_Objective_:
Exactly as written, please set down all of the entries again, with no pictures.

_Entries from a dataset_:

= = = =

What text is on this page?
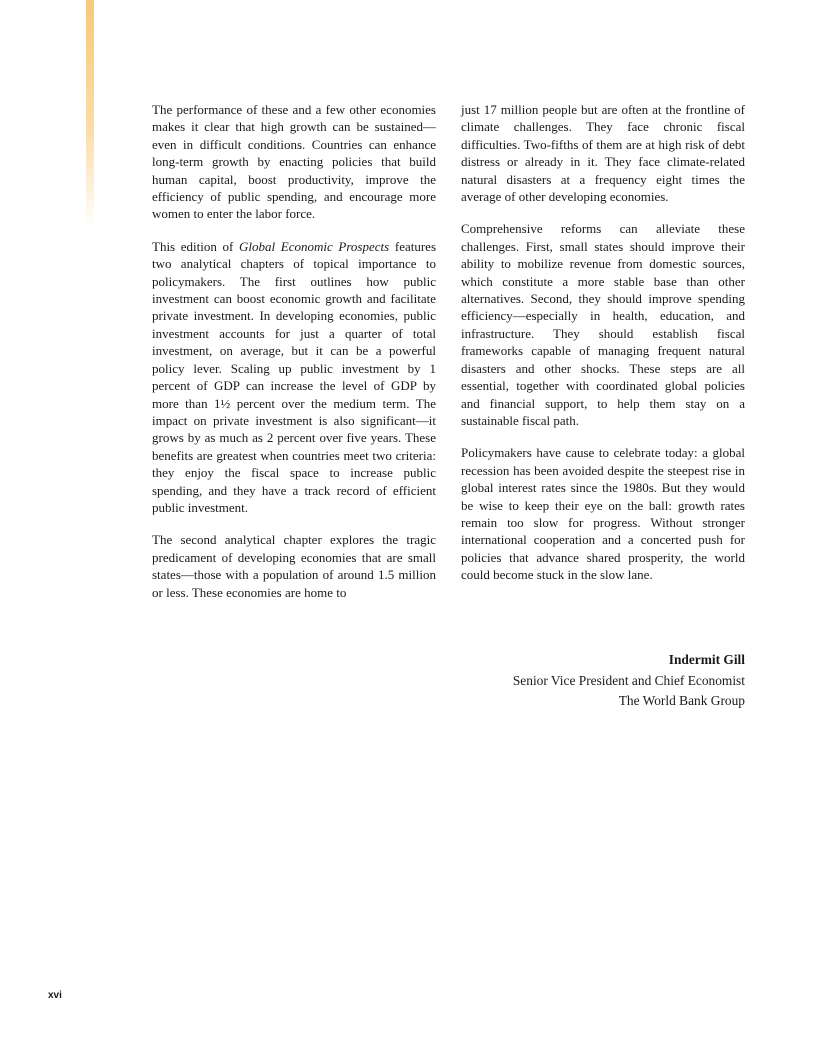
The performance of these and a few other economies makes it clear that high growth can be sustained—even in difficult conditions. Countries can enhance long-term growth by enacting policies that build human capital, boost productivity, improve the efficiency of public spending, and encourage more women to enter the labor force.

This edition of Global Economic Prospects features two analytical chapters of topical importance to policymakers. The first outlines how public investment can boost economic growth and facilitate private investment. In developing economies, public investment accounts for just a quarter of total investment, on average, but it can be a powerful policy lever. Scaling up public investment by 1 percent of GDP can increase the level of GDP by more than 1½ percent over the medium term. The impact on private investment is also significant—it grows by as much as 2 percent over five years. These benefits are greatest when countries meet two criteria: they enjoy the fiscal space to increase public spending, and they have a track record of efficient public investment.

The second analytical chapter explores the tragic predicament of developing economies that are small states—those with a population of around 1.5 million or less. These economies are home to

just 17 million people but are often at the frontline of climate challenges. They face chronic fiscal difficulties. Two-fifths of them are at high risk of debt distress or already in it. They face climate-related natural disasters at a frequency eight times the average of other developing economies.

Comprehensive reforms can alleviate these challenges. First, small states should improve their ability to mobilize revenue from domestic sources, which constitute a more stable base than other alternatives. Second, they should improve spending efficiency—especially in health, education, and infrastructure. They should establish fiscal frameworks capable of managing frequent natural disasters and other shocks. These steps are all essential, together with coordinated global policies and financial support, to help them stay on a sustainable fiscal path.

Policymakers have cause to celebrate today: a global recession has been avoided despite the steepest rise in global interest rates since the 1980s. But they would be wise to keep their eye on the ball: growth rates remain too slow for progress. Without stronger international cooperation and a concerted push for policies that advance shared prosperity, the world could become stuck in the slow lane.

Indermit Gill
Senior Vice President and Chief Economist
The World Bank Group
xvi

= = = =

_Exercise answer_:
What text is on this page?
The performance of these and a few other economies makes it clear that high growth can be sustained—even in difficult conditions. Countries can enhance long-term growth by enacting policies that build human capital, boost productivity, improve the efficiency of public spending, and encourage more women to enter the labor force.

This edition of Global Economic Prospects features two analytical chapters of topical importance to policymakers. The first outlines how public investment can boost economic growth and facilitate private investment. In developing economies, public investment accounts for just a quarter of total investment, on average, but it can be a powerful policy lever. Scaling up public investment by 1 percent of GDP can increase the level of GDP by more than 1½ percent over the medium term. The impact on private investment is also significant—it grows by as much as 2 percent over five years. These benefits are greatest when countries meet two criteria: they enjoy the fiscal space to increase public spending, and they have a track record of efficient public investment.

The second analytical chapter explores the tragic predicament of developing economies that are small states—those with a population of around 1.5 million or less. These economies are home to

just 17 million people but are often at the frontline of climate challenges. They face chronic fiscal difficulties. Two-fifths of them are at high risk of debt distress or already in it. They face climate-related natural disasters at a frequency eight times the average of other developing economies.

Comprehensive reforms can alleviate these challenges. First, small states should improve their ability to mobilize revenue from domestic sources, which constitute a more stable base than other alternatives. Second, they should improve spending efficiency—especially in health, education, and infrastructure. They should establish fiscal frameworks capable of managing frequent natural disasters and other shocks. These steps are all essential, together with coordinated global policies and financial support, to help them stay on a sustainable fiscal path.

Policymakers have cause to celebrate today: a global recession has been avoided despite the steepest rise in global interest rates since the 1980s. But they would be wise to keep their eye on the ball: growth rates remain too slow for progress. Without stronger international cooperation and a concerted push for policies that advance shared prosperity, the world could become stuck in the slow lane.

Indermit Gill
Senior Vice President and Chief Economist
The World Bank Group
xvi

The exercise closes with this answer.